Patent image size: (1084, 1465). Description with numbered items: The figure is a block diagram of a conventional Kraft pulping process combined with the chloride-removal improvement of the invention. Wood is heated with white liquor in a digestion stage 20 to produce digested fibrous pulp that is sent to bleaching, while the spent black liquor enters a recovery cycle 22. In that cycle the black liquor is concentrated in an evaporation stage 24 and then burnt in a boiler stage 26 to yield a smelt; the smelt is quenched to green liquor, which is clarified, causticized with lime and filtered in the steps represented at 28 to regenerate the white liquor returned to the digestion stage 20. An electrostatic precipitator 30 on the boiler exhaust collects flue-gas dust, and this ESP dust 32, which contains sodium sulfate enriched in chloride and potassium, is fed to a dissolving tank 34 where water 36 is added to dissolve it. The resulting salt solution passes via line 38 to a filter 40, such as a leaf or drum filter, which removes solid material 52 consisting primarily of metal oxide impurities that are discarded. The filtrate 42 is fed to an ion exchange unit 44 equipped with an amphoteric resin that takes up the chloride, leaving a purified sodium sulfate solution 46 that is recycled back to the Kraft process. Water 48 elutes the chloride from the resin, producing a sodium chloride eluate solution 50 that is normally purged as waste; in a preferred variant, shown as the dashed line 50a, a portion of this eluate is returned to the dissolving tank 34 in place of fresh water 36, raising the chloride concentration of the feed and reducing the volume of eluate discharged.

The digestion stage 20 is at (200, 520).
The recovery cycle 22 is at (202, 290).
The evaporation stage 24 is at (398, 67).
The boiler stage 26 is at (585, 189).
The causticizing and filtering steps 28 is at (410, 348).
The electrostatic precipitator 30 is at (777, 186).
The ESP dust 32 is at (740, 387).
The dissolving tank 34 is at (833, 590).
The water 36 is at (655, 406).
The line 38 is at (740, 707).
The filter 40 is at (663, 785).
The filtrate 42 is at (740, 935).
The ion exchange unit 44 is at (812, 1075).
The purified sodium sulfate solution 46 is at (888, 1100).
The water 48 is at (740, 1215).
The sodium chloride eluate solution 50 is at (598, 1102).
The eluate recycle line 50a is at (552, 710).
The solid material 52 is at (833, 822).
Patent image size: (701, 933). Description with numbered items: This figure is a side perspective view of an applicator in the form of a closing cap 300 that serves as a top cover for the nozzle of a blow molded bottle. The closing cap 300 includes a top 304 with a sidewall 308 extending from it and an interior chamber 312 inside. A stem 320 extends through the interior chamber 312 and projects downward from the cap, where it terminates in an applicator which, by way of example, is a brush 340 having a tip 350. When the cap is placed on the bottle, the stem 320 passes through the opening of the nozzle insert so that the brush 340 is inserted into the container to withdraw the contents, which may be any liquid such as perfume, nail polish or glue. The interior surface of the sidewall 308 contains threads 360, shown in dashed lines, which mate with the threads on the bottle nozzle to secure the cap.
• • • • • • •
# Task instructions
Retype all the records above exactly, line for line.

# Correct answer
Patent image size: (1084, 1465). Description with numbered items: The figure is a block diagram of a conventional Kraft pulping process combined with the chloride-removal improvement of the invention. Wood is heated with white liquor in a digestion stage 20 to produce digested fibrous pulp that is sent to bleaching, while the spent black liquor enters a recovery cycle 22. In that cycle the black liquor is concentrated in an evaporation stage 24 and then burnt in a boiler stage 26 to yield a smelt; the smelt is quenched to green liquor, which is clarified, causticized with lime and filtered in the steps represented at 28 to regenerate the white liquor returned to the digestion stage 20. An electrostatic precipitator 30 on the boiler exhaust collects flue-gas dust, and this ESP dust 32, which contains sodium sulfate enriched in chloride and potassium, is fed to a dissolving tank 34 where water 36 is added to dissolve it. The resulting salt solution passes via line 38 to a filter 40, such as a leaf or drum filter, which removes solid material 52 consisting primarily of metal oxide impurities that are discarded. The filtrate 42 is fed to an ion exchange unit 44 equipped with an amphoteric resin that takes up the chloride, leaving a purified sodium sulfate solution 46 that is recycled back to the Kraft process. Water 48 elutes the chloride from the resin, producing a sodium chloride eluate solution 50 that is normally purged as waste; in a preferred variant, shown as the dashed line 50a, a portion of this eluate is returned to the dissolving tank 34 in place of fresh water 36, raising the chloride concentration of the feed and reducing the volume of eluate discharged.

The digestion stage 20 is at (200, 520).
The recovery cycle 22 is at (202, 290).
The evaporation stage 24 is at (398, 67).
The boiler stage 26 is at (585, 189).
The causticizing and filtering steps 28 is at (410, 348).
The electrostatic precipitator 30 is at (777, 186).
The ESP dust 32 is at (740, 387).
The dissolving tank 34 is at (833, 590).
The water 36 is at (655, 406).
The line 38 is at (740, 707).
The filter 40 is at (663, 785).
The filtrate 42 is at (740, 935).
The ion exchange unit 44 is at (812, 1075).
The purified sodium sulfate solution 46 is at (888, 1100).
The water 48 is at (740, 1215).
The sodium chloride eluate solution 50 is at (598, 1102).
The eluate recycle line 50a is at (552, 710).
The solid material 52 is at (833, 822).
Patent image size: (701, 933). Description with numbered items: This figure is a side perspective view of an applicator in the form of a closing cap 300 that serves as a top cover for the nozzle of a blow molded bottle. The closing cap 300 includes a top 304 with a sidewall 308 extending from it and an interior chamber 312 inside. A stem 320 extends through the interior chamber 312 and projects downward from the cap, where it terminates in an applicator which, by way of example, is a brush 340 having a tip 350. When the cap is placed on the bottle, the stem 320 passes through the opening of the nozzle insert so that the brush 340 is inserted into the container to withdraw the contents, which may be any liquid such as perfume, nail polish or glue. The interior surface of the sidewall 308 contains threads 360, shown in dashed lines, which mate with the threads on the bottle nozzle to secure the cap.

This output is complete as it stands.